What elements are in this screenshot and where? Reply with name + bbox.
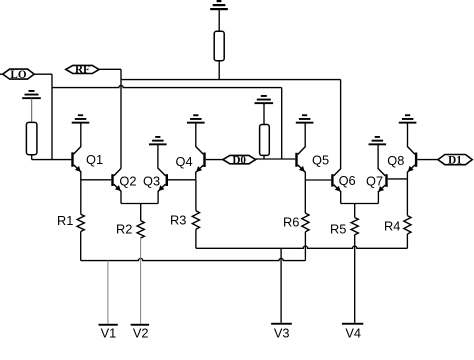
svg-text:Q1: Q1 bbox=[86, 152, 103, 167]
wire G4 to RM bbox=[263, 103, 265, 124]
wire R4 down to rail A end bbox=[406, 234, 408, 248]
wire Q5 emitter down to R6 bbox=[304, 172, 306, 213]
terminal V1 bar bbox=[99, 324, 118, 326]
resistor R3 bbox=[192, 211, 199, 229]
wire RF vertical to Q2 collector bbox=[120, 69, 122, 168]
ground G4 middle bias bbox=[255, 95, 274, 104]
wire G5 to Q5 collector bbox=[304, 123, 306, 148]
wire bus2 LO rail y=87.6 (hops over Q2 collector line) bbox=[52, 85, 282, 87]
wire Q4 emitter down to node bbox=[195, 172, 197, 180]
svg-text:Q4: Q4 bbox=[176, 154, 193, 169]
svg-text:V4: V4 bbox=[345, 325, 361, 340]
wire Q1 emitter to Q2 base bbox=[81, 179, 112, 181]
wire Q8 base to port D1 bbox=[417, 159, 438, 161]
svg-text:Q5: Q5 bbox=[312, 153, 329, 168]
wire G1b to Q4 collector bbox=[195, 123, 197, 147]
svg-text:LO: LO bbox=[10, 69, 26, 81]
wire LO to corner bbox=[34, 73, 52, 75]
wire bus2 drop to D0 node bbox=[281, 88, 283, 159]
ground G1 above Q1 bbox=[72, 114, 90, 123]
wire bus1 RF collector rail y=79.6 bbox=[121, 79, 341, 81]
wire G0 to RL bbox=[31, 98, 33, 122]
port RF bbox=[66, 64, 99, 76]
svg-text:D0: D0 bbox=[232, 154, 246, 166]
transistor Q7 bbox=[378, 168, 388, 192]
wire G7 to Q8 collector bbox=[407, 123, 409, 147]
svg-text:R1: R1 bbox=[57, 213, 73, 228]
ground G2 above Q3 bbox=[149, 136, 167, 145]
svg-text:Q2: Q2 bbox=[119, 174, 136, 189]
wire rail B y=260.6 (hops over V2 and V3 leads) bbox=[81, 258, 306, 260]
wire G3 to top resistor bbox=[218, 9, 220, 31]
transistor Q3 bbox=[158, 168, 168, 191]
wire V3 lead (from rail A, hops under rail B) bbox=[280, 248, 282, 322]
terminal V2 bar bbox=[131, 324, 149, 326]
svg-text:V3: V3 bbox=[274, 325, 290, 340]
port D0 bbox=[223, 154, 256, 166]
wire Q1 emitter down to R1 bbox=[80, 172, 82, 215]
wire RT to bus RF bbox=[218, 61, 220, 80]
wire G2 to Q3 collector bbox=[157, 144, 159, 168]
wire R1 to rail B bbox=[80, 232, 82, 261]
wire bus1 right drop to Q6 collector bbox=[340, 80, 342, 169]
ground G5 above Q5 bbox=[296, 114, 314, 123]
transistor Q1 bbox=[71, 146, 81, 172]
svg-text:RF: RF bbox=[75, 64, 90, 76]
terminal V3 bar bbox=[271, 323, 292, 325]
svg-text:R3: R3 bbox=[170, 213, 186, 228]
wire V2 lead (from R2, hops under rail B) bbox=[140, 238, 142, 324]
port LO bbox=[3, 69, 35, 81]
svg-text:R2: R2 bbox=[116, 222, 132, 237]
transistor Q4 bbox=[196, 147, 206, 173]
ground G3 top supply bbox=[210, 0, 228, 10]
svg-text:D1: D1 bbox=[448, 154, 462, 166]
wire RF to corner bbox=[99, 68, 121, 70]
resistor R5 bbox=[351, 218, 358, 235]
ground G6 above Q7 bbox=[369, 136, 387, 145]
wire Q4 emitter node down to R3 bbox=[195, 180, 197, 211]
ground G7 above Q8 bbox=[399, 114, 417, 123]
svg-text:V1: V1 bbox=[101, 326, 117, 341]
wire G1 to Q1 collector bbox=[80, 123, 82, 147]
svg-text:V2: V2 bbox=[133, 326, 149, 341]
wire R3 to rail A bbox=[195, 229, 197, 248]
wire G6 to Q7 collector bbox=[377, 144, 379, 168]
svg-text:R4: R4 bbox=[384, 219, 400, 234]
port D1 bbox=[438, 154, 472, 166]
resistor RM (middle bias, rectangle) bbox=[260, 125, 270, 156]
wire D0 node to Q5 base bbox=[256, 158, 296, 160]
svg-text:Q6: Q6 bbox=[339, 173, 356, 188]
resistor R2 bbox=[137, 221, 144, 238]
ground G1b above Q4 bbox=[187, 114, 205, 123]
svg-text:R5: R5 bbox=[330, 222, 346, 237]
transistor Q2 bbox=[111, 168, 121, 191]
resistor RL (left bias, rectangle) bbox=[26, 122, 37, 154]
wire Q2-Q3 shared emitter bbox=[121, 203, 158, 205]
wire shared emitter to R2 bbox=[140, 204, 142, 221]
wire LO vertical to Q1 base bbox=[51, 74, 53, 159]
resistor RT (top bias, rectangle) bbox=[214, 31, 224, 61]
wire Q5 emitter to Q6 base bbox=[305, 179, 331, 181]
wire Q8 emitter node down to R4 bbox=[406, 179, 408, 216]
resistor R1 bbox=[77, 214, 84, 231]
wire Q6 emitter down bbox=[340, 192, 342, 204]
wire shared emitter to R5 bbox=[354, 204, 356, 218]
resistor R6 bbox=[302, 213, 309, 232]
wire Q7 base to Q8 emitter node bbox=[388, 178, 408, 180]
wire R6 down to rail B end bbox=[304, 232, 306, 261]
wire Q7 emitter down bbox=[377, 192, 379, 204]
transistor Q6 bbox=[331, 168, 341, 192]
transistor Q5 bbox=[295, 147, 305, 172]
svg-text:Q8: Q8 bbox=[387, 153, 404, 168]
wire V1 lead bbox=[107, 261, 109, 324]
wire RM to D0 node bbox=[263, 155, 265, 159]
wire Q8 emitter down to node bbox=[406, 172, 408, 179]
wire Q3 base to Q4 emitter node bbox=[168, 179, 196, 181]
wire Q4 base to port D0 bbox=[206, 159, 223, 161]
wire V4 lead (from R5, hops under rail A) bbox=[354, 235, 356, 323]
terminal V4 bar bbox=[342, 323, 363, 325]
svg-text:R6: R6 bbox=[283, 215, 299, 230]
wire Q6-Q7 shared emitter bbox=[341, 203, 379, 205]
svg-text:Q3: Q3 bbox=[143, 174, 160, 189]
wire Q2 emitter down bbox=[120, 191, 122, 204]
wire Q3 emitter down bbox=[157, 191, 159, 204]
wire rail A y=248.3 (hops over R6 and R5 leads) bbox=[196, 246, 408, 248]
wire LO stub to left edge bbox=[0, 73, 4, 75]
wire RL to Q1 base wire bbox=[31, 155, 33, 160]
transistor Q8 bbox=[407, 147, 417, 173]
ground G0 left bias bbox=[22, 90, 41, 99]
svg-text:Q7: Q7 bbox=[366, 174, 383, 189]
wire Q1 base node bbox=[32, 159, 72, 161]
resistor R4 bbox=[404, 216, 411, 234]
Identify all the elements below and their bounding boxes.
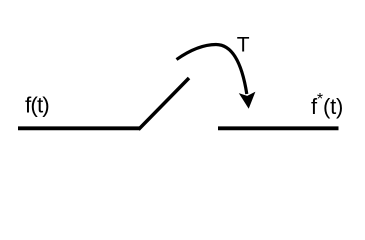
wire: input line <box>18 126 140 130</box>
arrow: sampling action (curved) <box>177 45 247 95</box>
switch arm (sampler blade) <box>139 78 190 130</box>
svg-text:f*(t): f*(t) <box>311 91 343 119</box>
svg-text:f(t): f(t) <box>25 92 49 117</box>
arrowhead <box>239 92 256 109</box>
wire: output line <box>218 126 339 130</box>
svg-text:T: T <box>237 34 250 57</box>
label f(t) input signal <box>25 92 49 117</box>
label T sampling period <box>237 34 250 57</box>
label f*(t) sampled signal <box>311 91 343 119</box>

:::::

WRITTEN PROBLEM ▸ Which lines run from the one containing "svg-text:Q1: Q1 bbox=[86, 152, 103, 167]" up to and including the one containing "resistor R3 bbox=[192, 211, 199, 229]" in the listing above? Copy them out unchanged.

OUTPUT FOR THIS EXERCISE ▸
svg-text:Q1: Q1 bbox=[86, 152, 103, 167]
wire G4 to RM bbox=[263, 103, 265, 124]
wire R4 down to rail A end bbox=[406, 234, 408, 248]
wire Q5 emitter down to R6 bbox=[304, 172, 306, 213]
terminal V1 bar bbox=[99, 324, 118, 326]
resistor R3 bbox=[192, 211, 199, 229]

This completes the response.